Set task:
Output the full listing word for word.
>> BEGIN Listed entries
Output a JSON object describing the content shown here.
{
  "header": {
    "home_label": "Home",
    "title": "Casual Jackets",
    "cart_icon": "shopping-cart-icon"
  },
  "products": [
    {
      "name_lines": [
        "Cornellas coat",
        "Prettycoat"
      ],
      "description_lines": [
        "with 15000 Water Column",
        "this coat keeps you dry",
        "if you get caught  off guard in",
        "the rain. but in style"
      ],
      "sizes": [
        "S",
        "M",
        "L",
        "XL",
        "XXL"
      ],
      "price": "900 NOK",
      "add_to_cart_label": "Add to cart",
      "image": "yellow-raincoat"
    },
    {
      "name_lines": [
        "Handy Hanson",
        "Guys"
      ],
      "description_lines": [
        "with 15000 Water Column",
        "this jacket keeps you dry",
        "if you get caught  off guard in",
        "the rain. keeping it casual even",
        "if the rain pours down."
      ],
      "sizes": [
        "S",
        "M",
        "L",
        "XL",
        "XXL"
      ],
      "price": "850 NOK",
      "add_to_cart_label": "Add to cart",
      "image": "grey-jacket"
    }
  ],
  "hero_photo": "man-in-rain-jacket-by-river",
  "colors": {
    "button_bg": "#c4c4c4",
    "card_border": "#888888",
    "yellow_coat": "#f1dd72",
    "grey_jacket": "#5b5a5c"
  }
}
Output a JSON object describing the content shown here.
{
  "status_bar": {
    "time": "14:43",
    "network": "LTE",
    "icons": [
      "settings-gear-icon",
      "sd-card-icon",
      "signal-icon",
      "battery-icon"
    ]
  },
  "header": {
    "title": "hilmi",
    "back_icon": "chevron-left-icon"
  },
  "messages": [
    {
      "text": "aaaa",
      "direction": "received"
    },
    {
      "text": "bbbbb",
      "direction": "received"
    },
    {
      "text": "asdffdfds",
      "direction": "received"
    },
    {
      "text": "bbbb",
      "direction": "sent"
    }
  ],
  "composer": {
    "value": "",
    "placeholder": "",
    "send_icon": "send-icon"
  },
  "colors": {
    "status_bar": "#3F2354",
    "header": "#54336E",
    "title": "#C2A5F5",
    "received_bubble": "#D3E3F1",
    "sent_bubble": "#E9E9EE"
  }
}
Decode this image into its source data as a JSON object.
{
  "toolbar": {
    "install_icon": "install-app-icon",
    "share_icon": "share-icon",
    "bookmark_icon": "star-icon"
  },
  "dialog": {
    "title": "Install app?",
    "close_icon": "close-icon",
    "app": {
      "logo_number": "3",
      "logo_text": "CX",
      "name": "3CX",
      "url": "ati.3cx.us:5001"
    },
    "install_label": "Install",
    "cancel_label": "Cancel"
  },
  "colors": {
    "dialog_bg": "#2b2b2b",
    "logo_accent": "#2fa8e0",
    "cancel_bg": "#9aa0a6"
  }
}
>> END Listed entries
Response for this exercise:
Output a JSON object describing the content shown here.
{
  "header": {
    "home_label": "Home",
    "title": "Casual Jackets",
    "cart_icon": "shopping-cart-icon"
  },
  "products": [
    {
      "name_lines": [
        "Cornellas coat",
        "Prettycoat"
      ],
      "description_lines": [
        "with 15000 Water Column",
        "this coat keeps you dry",
        "if you get caught  off guard in",
        "the rain. but in style"
      ],
      "sizes": [
        "S",
        "M",
        "L",
        "XL",
        "XXL"
      ],
      "price": "900 NOK",
      "add_to_cart_label": "Add to cart",
      "image": "yellow-raincoat"
    },
    {
      "name_lines": [
        "Handy Hanson",
        "Guys"
      ],
      "description_lines": [
        "with 15000 Water Column",
        "this jacket keeps you dry",
        "if you get caught  off guard in",
        "the rain. keeping it casual even",
        "if the rain pours down."
      ],
      "sizes": [
        "S",
        "M",
        "L",
        "XL",
        "XXL"
      ],
      "price": "850 NOK",
      "add_to_cart_label": "Add to cart",
      "image": "grey-jacket"
    }
  ],
  "hero_photo": "man-in-rain-jacket-by-river",
  "colors": {
    "button_bg": "#c4c4c4",
    "card_border": "#888888",
    "yellow_coat": "#f1dd72",
    "grey_jacket": "#5b5a5c"
  }
}
Output a JSON object describing the content shown here.
{
  "status_bar": {
    "time": "14:43",
    "network": "LTE",
    "icons": [
      "settings-gear-icon",
      "sd-card-icon",
      "signal-icon",
      "battery-icon"
    ]
  },
  "header": {
    "title": "hilmi",
    "back_icon": "chevron-left-icon"
  },
  "messages": [
    {
      "text": "aaaa",
      "direction": "received"
    },
    {
      "text": "bbbbb",
      "direction": "received"
    },
    {
      "text": "asdffdfds",
      "direction": "received"
    },
    {
      "text": "bbbb",
      "direction": "sent"
    }
  ],
  "composer": {
    "value": "",
    "placeholder": "",
    "send_icon": "send-icon"
  },
  "colors": {
    "status_bar": "#3F2354",
    "header": "#54336E",
    "title": "#C2A5F5",
    "received_bubble": "#D3E3F1",
    "sent_bubble": "#E9E9EE"
  }
}
Decode this image into its source data as a JSON object.
{
  "toolbar": {
    "install_icon": "install-app-icon",
    "share_icon": "share-icon",
    "bookmark_icon": "star-icon"
  },
  "dialog": {
    "title": "Install app?",
    "close_icon": "close-icon",
    "app": {
      "logo_number": "3",
      "logo_text": "CX",
      "name": "3CX",
      "url": "ati.3cx.us:5001"
    },
    "install_label": "Install",
    "cancel_label": "Cancel"
  },
  "colors": {
    "dialog_bg": "#2b2b2b",
    "logo_accent": "#2fa8e0",
    "cancel_bg": "#9aa0a6"
  }
}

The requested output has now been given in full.